▶ Records from a data collection:
§
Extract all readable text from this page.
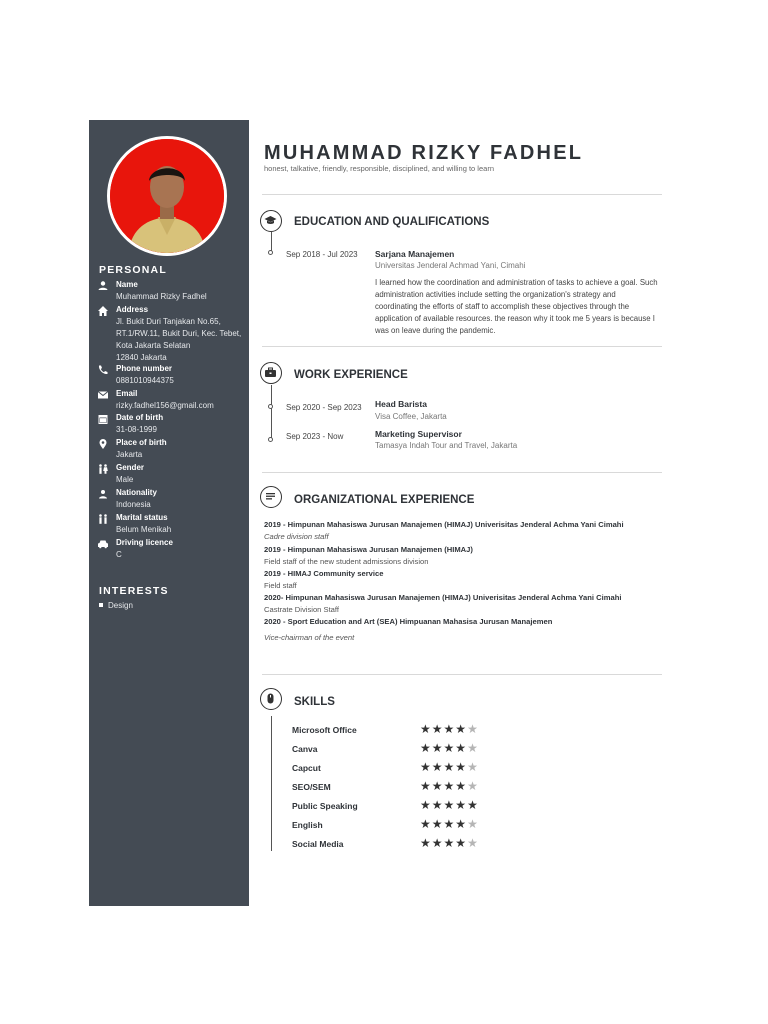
PERSONAL
Name
Muhammad Rizky Fadhel
Address
Jl. Bukit Duri Tanjakan No.65,
RT.1/RW.11, Bukit Duri, Kec. Tebet,
Kota Jakarta Selatan
12840 Jakarta
Phone number
0881010944375
Email
rizky.fadhel156@gmail.com
Date of birth
31-08-1999
Place of birth
Jakarta
Gender
Male
Nationality
Indonesia
Marital status
Belum Menikah
Driving licence
C
INTERESTS
Design
MUHAMMAD RIZKY FADHEL
honest, talkative, friendly, responsible, disciplined, and willing to learn
EDUCATION AND QUALIFICATIONS
Sep 2018 - Jul 2023 Sarjana Manajemen
Universitas Jenderal Achmad Yani, Cimahi
I learned how the coordination and administration of tasks to achieve a goal. Such administration activities include setting the organization's strategy and coordinating the efforts of staff to accomplish these objectives through the application of available resources. the reason why it took me 5 years is because I was on leave during the pandemic.
WORK EXPERIENCE
Sep 2020 - Sep 2023 Head Barista
Visa Coffee, Jakarta
Sep 2023 - Now	Marketing Supervisor
Tamasya Indah Tour and Travel, Jakarta
ORGANIZATIONAL EXPERIENCE
2019 - Himpunan Mahasiswa Jurusan Manajemen (HIMAJ) Univerisitas Jenderal Achma Yani Cimahi
Cadre division staff
2019 - Himpunan Mahasiswa Jurusan Manajemen (HIMAJ)
Field staff of the new student admissions division
2019 - HIMAJ Community service
Field staff
2020- Himpunan Mahasiswa Jurusan Manajemen (HIMAJ) Univerisitas Jenderal Achma Yani Cimahi
Castrate Division Staff
2020 - Sport Education and Art (SEA) Himpuanan Mahasisa Jurusan Manajemen
Vice-chairman of the event
SKILLS
Microsoft Office	★★★★★
Canva	★★★★★
Capcut	★★★★★
SEO/SEM	★★★★★
Public Speaking	★★★★★
English	★★★★★
Social Media	★★★★★
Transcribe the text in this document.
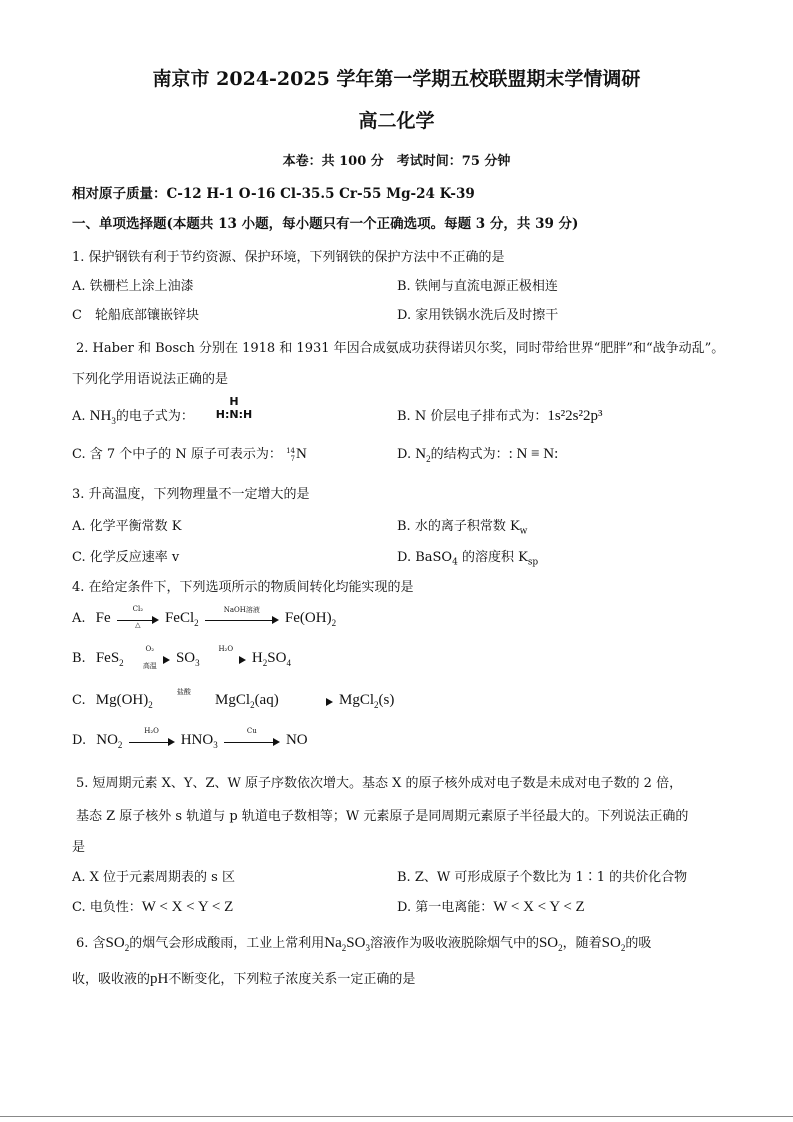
南京市 2024-2025 学年第一学期五校联盟期末学情调研
高二化学
本卷：共 100 分　考试时间：75 分钟
相对原子质量：C-12 H-1 O-16 Cl-35.5 Cr-55 Mg-24 K-39
一、单项选择题(本题共 13 小题，每小题只有一个正确选项。每题 3 分，共 39 分)
1. 保护钢铁有利于节约资源、保护环境，下列钢铁的保护方法中不正确的是
A. 铁栅栏上涂上油漆	B. 铁闸与直流电源正极相连
C　轮船底部镶嵌锌块	D. 家用铁锅水洗后及时擦干
2. Haber 和 Bosch 分别在 1918 和 1931 年因合成氨成功获得诺贝尔奖，同时带给世界“肥胖”和“战争动乱”。
下列化学用语说法正确的是
A. $NH_3$的电子式为：
H
H:N:H	B. N 价层电子排布式为：1s²2s²2p³
C. 含 7 个中子的 N 原子可表示为： 14
7 N	D. $N_2$的结构式为：: N ≡ N:
3. 升高温度，下列物理量不一定增大的是
A. 化学平衡常数 K	B. 水的离子积常数 $K_w$
C. 化学反应速率 v	D. BaSO$_4$ 的溶度积 $K_{sp}$
4. 在给定条件下，下列选项所示的物质间转化均能实现的是
A. Fe
Cl₂
△	FeCl$_2$
NaOH溶液
$Fe(OH)_2$
B. FeS$_2$
O₂
高温	$SO_3$
H₂O
$H_2SO_4$
C. $Mg(OH)_2$
盐酸
MgCl$_2$(aq)	MgCl$_2$(s)
D. $NO_2$
H₂O
$HNO_3$
Cu
NO
5. 短周期元素 X、Y、Z、W 原子序数依次增大。基态 X 的原子核外成对电子数是未成对电子数的 2 倍，
基态 Z 原子核外 s 轨道与 p 轨道电子数相等；W 元素原子是同周期元素原子半径最大的。下列说法正确的
是
A. X 位于元素周期表的 s 区	B. Z、W 可形成原子个数比为 1∶1 的共价化合物
C. 电负性：W < X < Y < Z	D. 第一电离能：W < X < Y < Z
6. 含$SO_2$的烟气会形成酸雨，工业上常利用$Na_2SO_3$溶液作为吸收液脱除烟气中的$SO_2$，随着$SO_2$的吸
收，吸收液的pH不断变化，下列粒子浓度关系一定正确的是
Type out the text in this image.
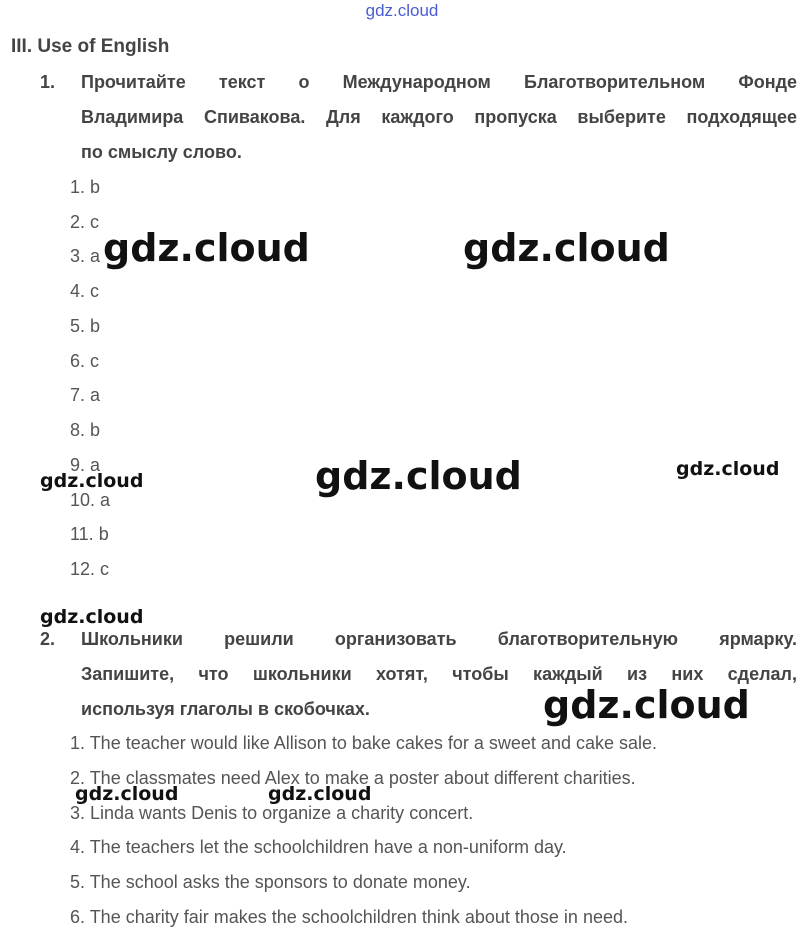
gdz.cloud
III. Use of English
1. Прочитайте текст о Международном Благотворительном Фонде
Владимира Спивакова. Для каждого пропуска выберите подходящее
по смыслу слово.
1. b
2. c
3. a
4. c
5. b
6. c
7. a
8. b
9. a
10. a
11. b
12. c
2. Школьники решили организовать благотворительную ярмарку.
Запишите, что школьники хотят, чтобы каждый из них сделал,
используя глаголы в скобочках.
1. The teacher would like Allison to bake cakes for a sweet and cake sale.
2. The classmates need Alex to make a poster about different charities.
3. Linda wants Denis to organize a charity concert.
4. The teachers let the schoolchildren have a non-uniform day.
5. The school asks the sponsors to donate money.
6. The charity fair makes the schoolchildren think about those in need.
gdz.cloud	gdz.cloud
gdz.cloud
gdz.cloud
gdz.cloud
gdz.cloud
gdz.cloud
gdz.cloud	gdz.cloud
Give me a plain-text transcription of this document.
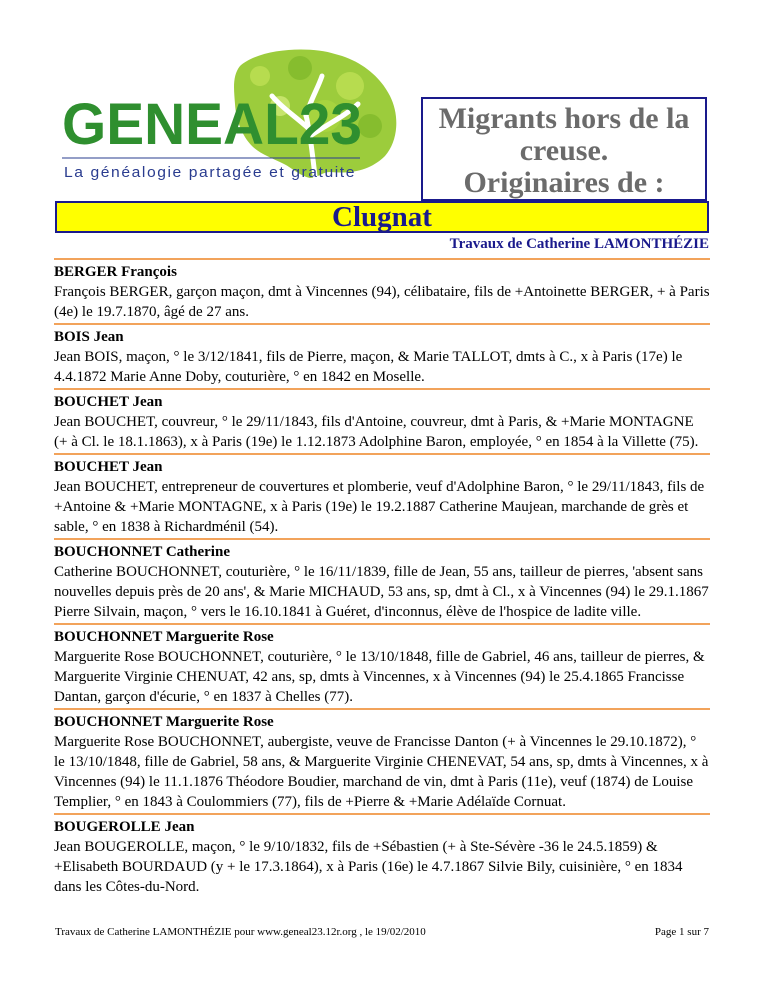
GENEAL23
La généalogie partagée et gratuite
Migrants hors de la
creuse.
Originaires de :
Clugnat
Travaux de Catherine LAMONTHÉZIE
BERGER François
François BERGER, garçon maçon, dmt à Vincennes (94), célibataire, fils de +Antoinette BERGER, + à Paris (4e) le 19.7.1870, âgé de 27 ans.
BOIS Jean
Jean BOIS, maçon, ° le 3/12/1841, fils de Pierre, maçon, & Marie TALLOT, dmts à C., x à Paris (17e) le 4.4.1872 Marie Anne Doby, couturière, ° en 1842 en Moselle.
BOUCHET Jean
Jean BOUCHET, couvreur, ° le 29/11/1843, fils d'Antoine, couvreur, dmt à Paris, & +Marie MONTAGNE (+ à Cl. le 18.1.1863), x à Paris (19e) le 1.12.1873 Adolphine Baron, employée, ° en 1854 à la Villette (75).
BOUCHET Jean
Jean BOUCHET, entrepreneur de couvertures et plomberie, veuf d'Adolphine Baron, ° le 29/11/1843, fils de +Antoine & +Marie MONTAGNE, x à Paris (19e) le 19.2.1887 Catherine Maujean, marchande de grès et sable, ° en 1838 à Richardménil (54).
BOUCHONNET Catherine
Catherine BOUCHONNET, couturière, ° le 16/11/1839, fille de Jean, 55 ans, tailleur de pierres, 'absent sans nouvelles depuis près de 20 ans', & Marie MICHAUD, 53 ans, sp, dmt à Cl., x à Vincennes (94) le 29.1.1867 Pierre Silvain, maçon, ° vers le 16.10.1841 à Guéret, d'inconnus, élève de l'hospice de ladite ville.
BOUCHONNET Marguerite Rose
Marguerite Rose BOUCHONNET, couturière, ° le 13/10/1848, fille de Gabriel, 46 ans, tailleur de pierres, & Marguerite Virginie CHENUAT, 42 ans, sp, dmts à Vincennes, x à Vincennes (94) le 25.4.1865 Francisse Dantan, garçon d'écurie, ° en 1837 à Chelles (77).
BOUCHONNET Marguerite Rose
Marguerite Rose BOUCHONNET, aubergiste, veuve de Francisse Danton (+ à Vincennes le 29.10.1872), ° le 13/10/1848, fille de Gabriel, 58 ans, & Marguerite Virginie CHENEVAT, 54 ans, sp, dmts à Vincennes, x à Vincennes (94) le 11.1.1876 Théodore Boudier, marchand de vin, dmt à Paris (11e), veuf (1874) de Louise Templier, ° en 1843 à Coulommiers (77), fils de +Pierre & +Marie Adélaïde Cornuat.
BOUGEROLLE Jean
Jean BOUGEROLLE, maçon, ° le 9/10/1832, fils de +Sébastien (+ à Ste-Sévère -36 le 24.5.1859) & +Elisabeth BOURDAUD (y + le 17.3.1864), x à Paris (16e) le 4.7.1867 Silvie Bily, cuisinière, ° en 1834 dans les Côtes-du-Nord.
Travaux de Catherine LAMONTHÉZIE pour www.geneal23.12r.org , le 19/02/2010	Page 1 sur 7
§
▶ Work to do: Each line that has the word "charity" counts once. How many such lines are in the data? Give the number alone.

▶ Result of the task: 2